-- TEXTO PROPORCIONADO --

╔══

Pero los renglones de la vida no son ni mucho menos claros. A veces la inteligencia se queda como perpleja ante varias cosas que juzga como bienes y que son contradictorias entre sí, y no sabe muy bien en qué orden presentárselas a la voluntad, lo que hace que esta vacile y anule, tal vez, la fuerza en ambas direcciones, como el asno que murió de hambre y sed porque teniendo paja a un lado y agua a otro, no sabía por cuál decidirse.

╚══

-- CONSIGNA 1 --
Enumera, en el orden en que aparecen en el fragmento sobre la indecisión de la voluntad, todos los sustantivos que van precedidos del artículo «la».

Registros de anotación espacial
╔══

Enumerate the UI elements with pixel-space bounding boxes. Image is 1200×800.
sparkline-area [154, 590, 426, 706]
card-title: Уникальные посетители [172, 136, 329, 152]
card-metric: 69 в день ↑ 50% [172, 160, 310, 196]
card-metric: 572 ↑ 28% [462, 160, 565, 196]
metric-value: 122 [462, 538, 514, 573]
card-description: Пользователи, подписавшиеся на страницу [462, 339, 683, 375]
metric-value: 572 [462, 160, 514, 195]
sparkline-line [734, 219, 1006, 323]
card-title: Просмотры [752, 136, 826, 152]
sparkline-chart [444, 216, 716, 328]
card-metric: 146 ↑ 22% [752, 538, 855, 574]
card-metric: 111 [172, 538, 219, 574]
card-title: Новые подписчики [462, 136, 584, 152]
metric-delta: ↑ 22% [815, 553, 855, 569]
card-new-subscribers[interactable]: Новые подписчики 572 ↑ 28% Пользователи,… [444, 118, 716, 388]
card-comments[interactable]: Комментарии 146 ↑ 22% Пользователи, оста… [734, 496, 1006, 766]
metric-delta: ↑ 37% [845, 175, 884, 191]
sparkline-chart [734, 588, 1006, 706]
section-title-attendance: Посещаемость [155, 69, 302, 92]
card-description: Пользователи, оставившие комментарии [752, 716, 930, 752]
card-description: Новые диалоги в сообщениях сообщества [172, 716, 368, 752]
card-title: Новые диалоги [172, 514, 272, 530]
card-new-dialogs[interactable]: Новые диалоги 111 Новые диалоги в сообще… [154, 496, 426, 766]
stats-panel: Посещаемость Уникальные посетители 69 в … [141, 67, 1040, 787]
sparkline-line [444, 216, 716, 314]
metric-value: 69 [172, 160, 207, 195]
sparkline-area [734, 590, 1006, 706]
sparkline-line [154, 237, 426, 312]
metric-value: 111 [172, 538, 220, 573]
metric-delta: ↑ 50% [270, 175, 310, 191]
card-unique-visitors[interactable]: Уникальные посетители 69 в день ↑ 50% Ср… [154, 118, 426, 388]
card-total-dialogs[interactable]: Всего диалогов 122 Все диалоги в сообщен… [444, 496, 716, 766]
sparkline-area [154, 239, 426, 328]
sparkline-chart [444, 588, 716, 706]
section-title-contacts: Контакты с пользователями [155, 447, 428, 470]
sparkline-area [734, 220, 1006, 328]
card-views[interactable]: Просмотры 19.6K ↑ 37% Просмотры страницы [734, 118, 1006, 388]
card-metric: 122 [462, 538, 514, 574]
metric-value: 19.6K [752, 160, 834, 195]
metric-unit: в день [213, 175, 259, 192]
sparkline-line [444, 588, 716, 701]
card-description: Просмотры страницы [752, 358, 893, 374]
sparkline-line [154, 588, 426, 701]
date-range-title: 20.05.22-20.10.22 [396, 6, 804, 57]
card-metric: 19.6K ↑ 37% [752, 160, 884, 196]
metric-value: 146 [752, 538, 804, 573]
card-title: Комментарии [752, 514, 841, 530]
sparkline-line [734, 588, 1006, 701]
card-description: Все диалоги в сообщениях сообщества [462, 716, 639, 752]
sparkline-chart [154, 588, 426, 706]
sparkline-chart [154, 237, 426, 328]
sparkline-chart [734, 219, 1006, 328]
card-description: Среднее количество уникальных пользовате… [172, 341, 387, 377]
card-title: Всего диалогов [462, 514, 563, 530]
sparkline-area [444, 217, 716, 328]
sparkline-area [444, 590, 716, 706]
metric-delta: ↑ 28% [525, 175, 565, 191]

╚══

-- CONSIGNA 2 --
Escribe como lista numerada las líneas de los registros desde la primera hasta la que contiene «section-title-contacts: Контакты с», ambas incluidas, sin las líneas en blanco.

-- RESPUESTA COMPLETA 1 --
vida, inteligencia, voluntad, fuerza

-- RESPUESTA COMPLETA 2 --
1. Enumerate the UI elements with pixel-space bounding boxes. Image is 1200×800.
2. sparkline-area [154, 590, 426, 706]
3. card-title: Уникальные посетители [172, 136, 329, 152]
4. card-metric: 69 в день ↑ 50% [172, 160, 310, 196]
5. card-metric: 572 ↑ 28% [462, 160, 565, 196]
6. metric-value: 122 [462, 538, 514, 573]
7. card-description: Пользователи, подписавшиеся на страницу [462, 339, 683, 375]
8. metric-value: 572 [462, 160, 514, 195]
9. sparkline-line [734, 219, 1006, 323]
10. card-title: Просмотры [752, 136, 826, 152]
11. sparkline-chart [444, 216, 716, 328]
12. card-metric: 146 ↑ 22% [752, 538, 855, 574]
13. card-metric: 111 [172, 538, 219, 574]
14. card-title: Новые подписчики [462, 136, 584, 152]
15. metric-delta: ↑ 22% [815, 553, 855, 569]
16. card-new-subscribers[interactable]: Новые подписчики 572 ↑ 28% Пользователи,… [444, 118, 716, 388]
17. card-comments[interactable]: Комментарии 146 ↑ 22% Пользователи, оста… [734, 496, 1006, 766]
18. metric-delta: ↑ 37% [845, 175, 884, 191]
19. sparkline-chart [734, 588, 1006, 706]
20. section-title-attendance: Посещаемость [155, 69, 302, 92]
21. card-description: Пользователи, оставившие комментарии [752, 716, 930, 752]
22. card-description: Новые диалоги в сообщениях сообщества [172, 716, 368, 752]
23. card-title: Новые диалоги [172, 514, 272, 530]
24. card-new-dialogs[interactable]: Новые диалоги 111 Новые диалоги в сообще… [154, 496, 426, 766]
25. stats-panel: Посещаемость Уникальные посетители 69 в … [141, 67, 1040, 787]
26. sparkline-line [444, 216, 716, 314]
27. metric-value: 69 [172, 160, 207, 195]
28. sparkline-area [734, 590, 1006, 706]
29. sparkline-line [154, 237, 426, 312]
30. metric-value: 111 [172, 538, 220, 573]
31. metric-delta: ↑ 50% [270, 175, 310, 191]
32. card-unique-visitors[interactable]: Уникальные посетители 69 в день ↑ 50% Ср… [154, 118, 426, 388]
33. card-total-dialogs[interactable]: Всего диалогов 122 Все диалоги в сообщен… [444, 496, 716, 766]
34. sparkline-area [154, 239, 426, 328]
35. sparkline-chart [444, 588, 716, 706]
36. section-title-contacts: Контакты с пользователями [155, 447, 428, 470]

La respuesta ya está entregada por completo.